__What you will do__:
Leave out the pictures and copy each record below exactly.

^^^^^^^^

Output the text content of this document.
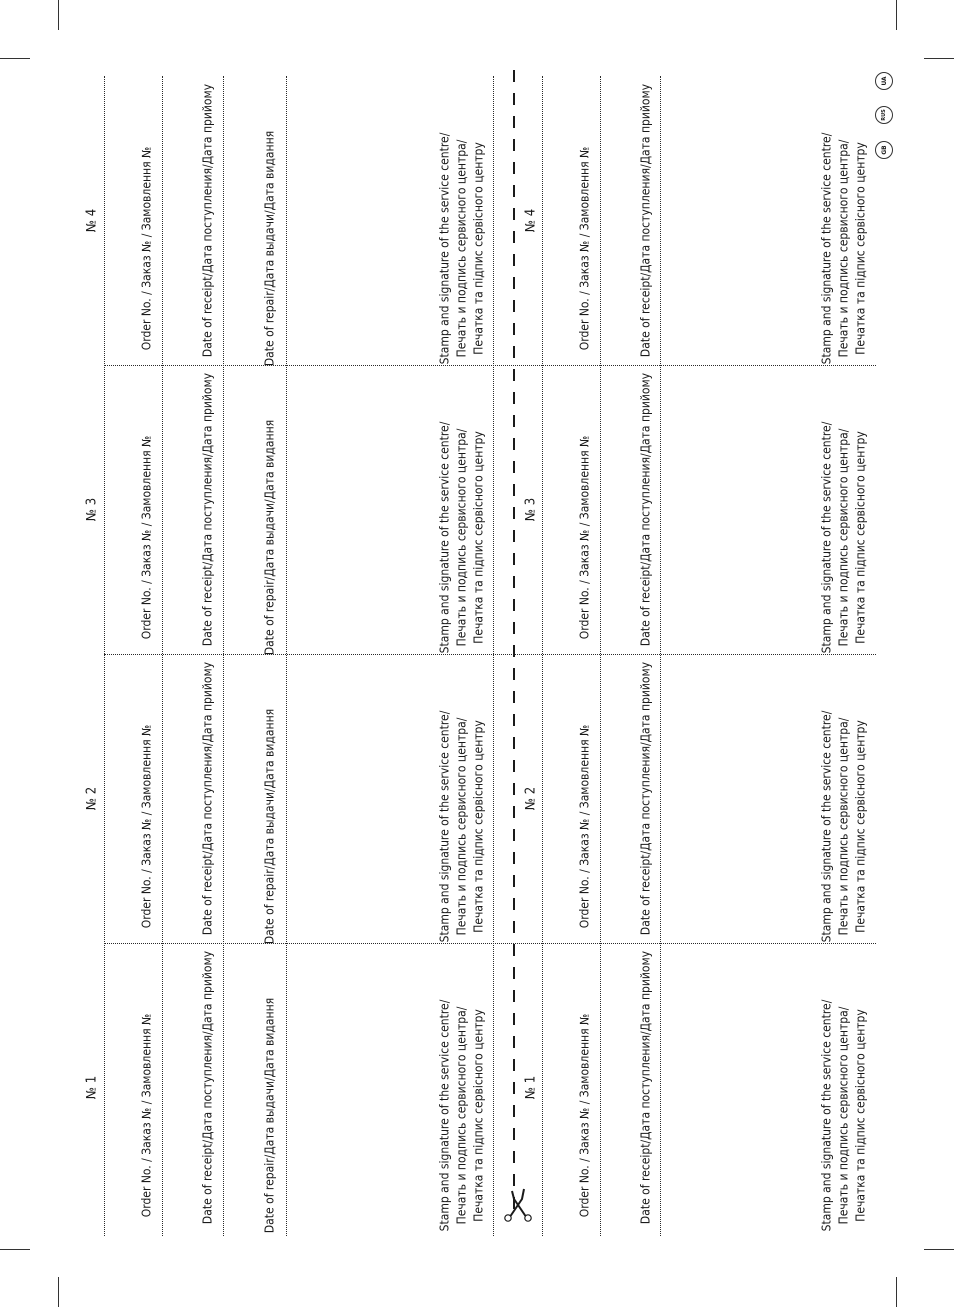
№ 1	Order No. / Заказ № / Замовлення №	Date of receipt/Дата поступления/Дата прийому	Date of repair/Дата выдачи/Дата видання	Stamp and signature of the service centre/ Печать и подпись сервисного центра/ Печатка та підпис сервісного центру	№ 1	Order No. / Заказ № / Замовлення №	Date of receipt/Дата поступления/Дата прийому	Stamp and signature of the service centre/ Печать и подпись сервисного центра/ Печатка та підпис сервісного центру
№ 2	Order No. / Заказ № / Замовлення №	Date of receipt/Дата поступления/Дата прийому	Date of repair/Дата выдачи/Дата видання	Stamp and signature of the service centre/ Печать и подпись сервисного центра/ Печатка та підпис сервісного центру	№ 2	Order No. / Заказ № / Замовлення №	Date of receipt/Дата поступления/Дата прийому	Stamp and signature of the service centre/ Печать и подпись сервисного центра/ Печатка та підпис сервісного центру
№ 3	Order No. / Заказ № / Замовлення №	Date of receipt/Дата поступления/Дата прийому	Date of repair/Дата выдачи/Дата видання	Stamp and signature of the service centre/ Печать и подпись сервисного центра/ Печатка та підпис сервісного центру	№ 3	Order No. / Заказ № / Замовлення №	Date of receipt/Дата поступления/Дата прийому	Stamp and signature of the service centre/ Печать и подпись сервисного центра/ Печатка та підпис сервісного центру
№ 4	Order No. / Заказ № / Замовлення №	Date of receipt/Дата поступления/Дата прийому	Date of repair/Дата выдачи/Дата видання	Stamp and signature of the service centre/ Печать и подпись сервисного центра/ Печатка та підпис сервісного центру	№ 4	Order No. / Заказ № / Замовлення №	Date of receipt/Дата поступления/Дата прийому	Stamp and signature of the service centre/ Печать и подпись сервисного центра/ Печатка та підпис сервісного центру	GB
RUS
UA
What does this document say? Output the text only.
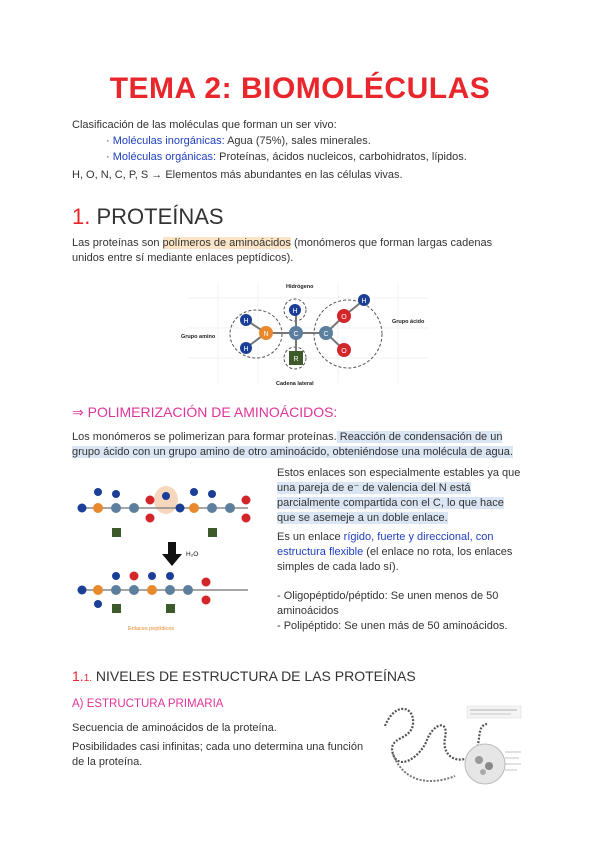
TEMA 2: BIOMOLÉCULAS
Clasificación de las moléculas que forman un ser vivo:
· Moléculas inorgánicas: Agua (75%), sales minerales.
· Moléculas orgánicas: Proteínas, ácidos nucleicos, carbohidratos, lípidos.
H, O, N, C, P, S → Elementos más abundantes en las células vivas.
1. PROTEÍNAS
Las proteínas son polímeros de aminoácidos (monómeros que forman largas cadenas
unidos entre sí mediante enlaces peptídicos).
H
H
N
H
C
R
C
O
O
H
Hidrógeno
Grupo amino
Grupo ácido
Cadena lateral
⇒ POLIMERIZACIÓN DE AMINOÁCIDOS:
Los monómeros se polimerizan para formar proteínas. Reacción de condensación de un
grupo ácido con un grupo amino de otro aminoácido, obteniéndose una molécula de agua.
Estos enlaces son especialmente estables ya que
una pareja de e⁻ de valencia del N está
parcialmente compartida con el C, lo que hace
que se asemeje a un doble enlace.
Es un enlace rígido, fuerte y direccional, con
estructura flexible (el enlace no rota, los enlaces
simples de cada lado sí).
- Oligopéptido/péptido: Se unen menos de 50
aminoácidos
- Polipéptido: Se unen más de 50 aminoácidos.
H₂O
Enlaces peptídicos
1.1. NIVELES DE ESTRUCTURA DE LAS PROTEÍNAS
A) ESTRUCTURA PRIMARIA
Secuencia de aminoácidos de la proteína.
Posibilidades casi infinitas; cada uno determina una función
de la proteína.
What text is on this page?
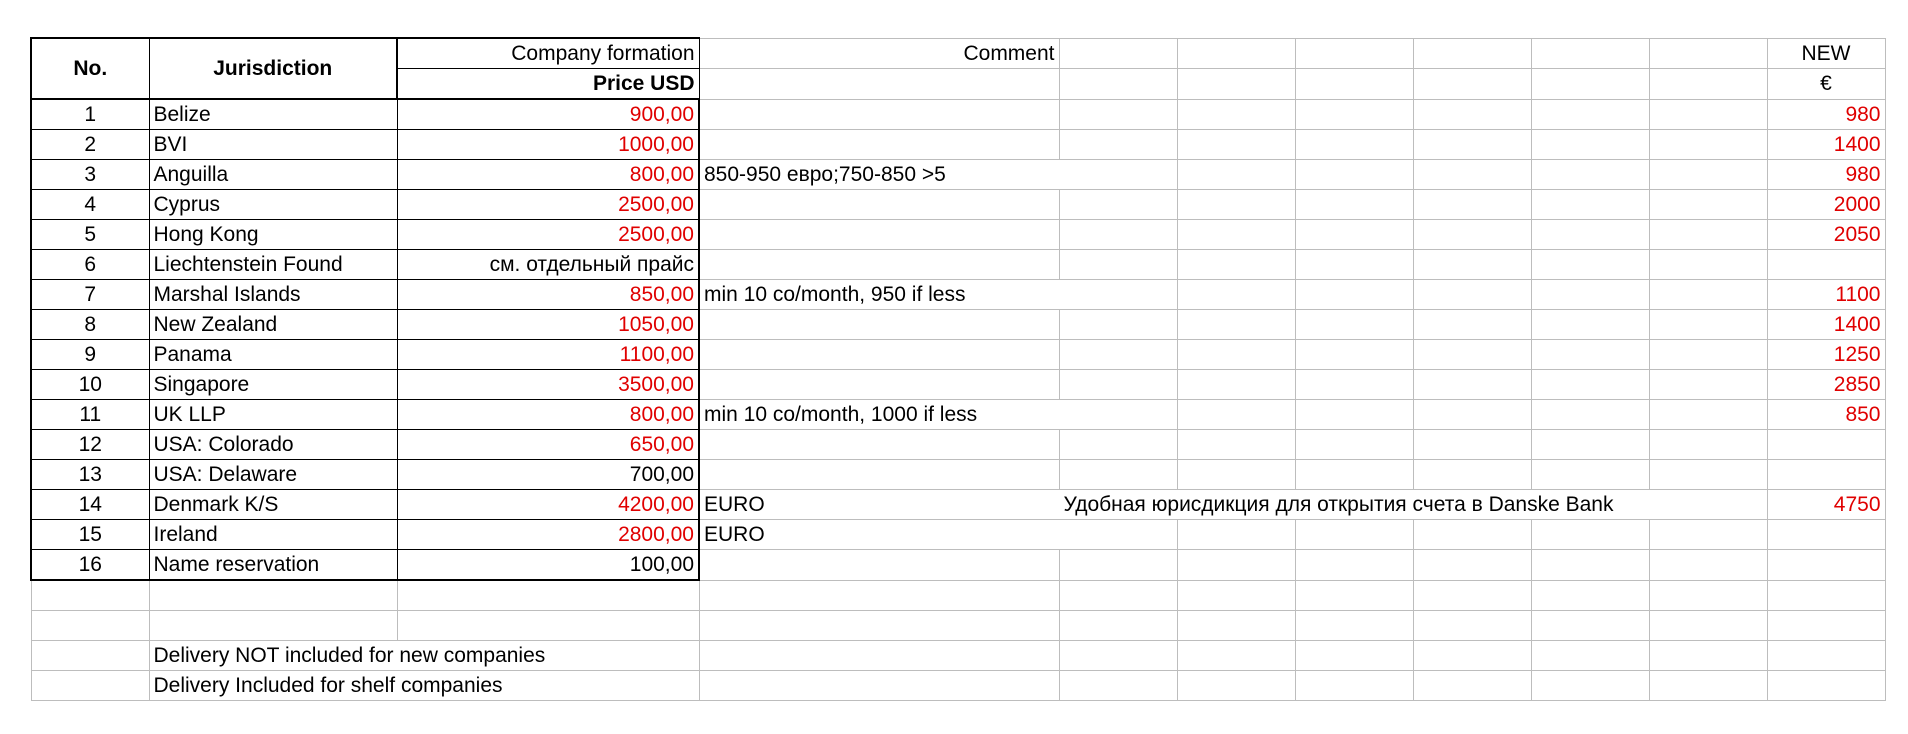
No.	Jurisdiction	Company formation	Comment							NEW
		Price USD								€
1	Belize	900,00								980
2	BVI	1000,00								1400
3	Anguilla	800,00	850-950 евро;750-850 >5							980
4	Cyprus	2500,00								2000
5	Hong Kong	2500,00								2050
6	Liechtenstein Found	см. отдельный прайс								
7	Marshal Islands	850,00	min 10 co/month, 950 if less							1100
8	New Zealand	1050,00								1400
9	Panama	1100,00								1250
10	Singapore	3500,00								2850
11	UK LLP	800,00	min 10 co/month, 1000 if less							850
12	USA: Colorado	650,00								
13	USA: Delaware	700,00								
14	Denmark K/S	4200,00	EURO	Удобная юрисдикция для открытия счета в Danske Bank						4750
15	Ireland	2800,00	EURO							
16	Name reservation	100,00								

	Delivery NOT included for new companies									
	Delivery Included for shelf companies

^^^^^^^^

__Written response__:
Output the text content of this document.
№ 1	Order No. / Заказ № / Замовлення №	Date of receipt/Дата поступления/Дата прийому	Date of repair/Дата выдачи/Дата видання	Stamp and signature of the service centre/ Печать и подпись сервисного центра/ Печатка та підпис сервісного центру	№ 1	Order No. / Заказ № / Замовлення №	Date of receipt/Дата поступления/Дата прийому	Stamp and signature of the service centre/ Печать и подпись сервисного центра/ Печатка та підпис сервісного центру
№ 2	Order No. / Заказ № / Замовлення №	Date of receipt/Дата поступления/Дата прийому	Date of repair/Дата выдачи/Дата видання	Stamp and signature of the service centre/ Печать и подпись сервисного центра/ Печатка та підпис сервісного центру	№ 2	Order No. / Заказ № / Замовлення №	Date of receipt/Дата поступления/Дата прийому	Stamp and signature of the service centre/ Печать и подпись сервисного центра/ Печатка та підпис сервісного центру
№ 3	Order No. / Заказ № / Замовлення №	Date of receipt/Дата поступления/Дата прийому	Date of repair/Дата выдачи/Дата видання	Stamp and signature of the service centre/ Печать и подпись сервисного центра/ Печатка та підпис сервісного центру	№ 3	Order No. / Заказ № / Замовлення №	Date of receipt/Дата поступления/Дата прийому	Stamp and signature of the service centre/ Печать и подпись сервисного центра/ Печатка та підпис сервісного центру
№ 4	Order No. / Заказ № / Замовлення №	Date of receipt/Дата поступления/Дата прийому	Date of repair/Дата выдачи/Дата видання	Stamp and signature of the service centre/ Печать и подпись сервисного центра/ Печатка та підпис сервісного центру	№ 4	Order No. / Заказ № / Замовлення №	Date of receipt/Дата поступления/Дата прийому	Stamp and signature of the service centre/ Печать и подпись сервисного центра/ Печатка та підпис сервісного центру	GB
RUS
UA
What does this document say? Output the text only.
TEMA 2: BIOMOLÉCULAS
Clasificación de las moléculas que forman un ser vivo:
· Moléculas inorgánicas: Agua (75%), sales minerales.
· Moléculas orgánicas: Proteínas, ácidos nucleicos, carbohidratos, lípidos.
H, O, N, C, P, S → Elementos más abundantes en las células vivas.
1. PROTEÍNAS
Las proteínas son polímeros de aminoácidos (monómeros que forman largas cadenas
unidos entre sí mediante enlaces peptídicos).
H
H
N
H
C
R
C
O
O
H
Hidrógeno
Grupo amino
Grupo ácido
Cadena lateral
⇒ POLIMERIZACIÓN DE AMINOÁCIDOS:
Los monómeros se polimerizan para formar proteínas. Reacción de condensación de un
grupo ácido con un grupo amino de otro aminoácido, obteniéndose una molécula de agua.
Estos enlaces son especialmente estables ya que
una pareja de e⁻ de valencia del N está
parcialmente compartida con el C, lo que hace
que se asemeje a un doble enlace.
Es un enlace rígido, fuerte y direccional, con
estructura flexible (el enlace no rota, los enlaces
simples de cada lado sí).
- Oligopéptido/péptido: Se unen menos de 50
aminoácidos
- Polipéptido: Se unen más de 50 aminoácidos.
H₂O
Enlaces peptídicos
1.1. NIVELES DE ESTRUCTURA DE LAS PROTEÍNAS
A) ESTRUCTURA PRIMARIA
Secuencia de aminoácidos de la proteína.
Posibilidades casi infinitas; cada uno determina una función
de la proteína.
What text is on this page?
No.	Jurisdiction	Company formation	Comment							NEW
		Price USD								€
1	Belize	900,00								980
2	BVI	1000,00								1400
3	Anguilla	800,00	850-950 евро;750-850 >5							980
4	Cyprus	2500,00								2000
5	Hong Kong	2500,00								2050
6	Liechtenstein Found	см. отдельный прайс								
7	Marshal Islands	850,00	min 10 co/month, 950 if less							1100
8	New Zealand	1050,00								1400
9	Panama	1100,00								1250
10	Singapore	3500,00								2850
11	UK LLP	800,00	min 10 co/month, 1000 if less							850
12	USA: Colorado	650,00								
13	USA: Delaware	700,00								
14	Denmark K/S	4200,00	EURO	Удобная юрисдикция для открытия счета в Danske Bank						4750
15	Ireland	2800,00	EURO							
16	Name reservation	100,00								

	Delivery NOT included for new companies									
	Delivery Included for shelf companies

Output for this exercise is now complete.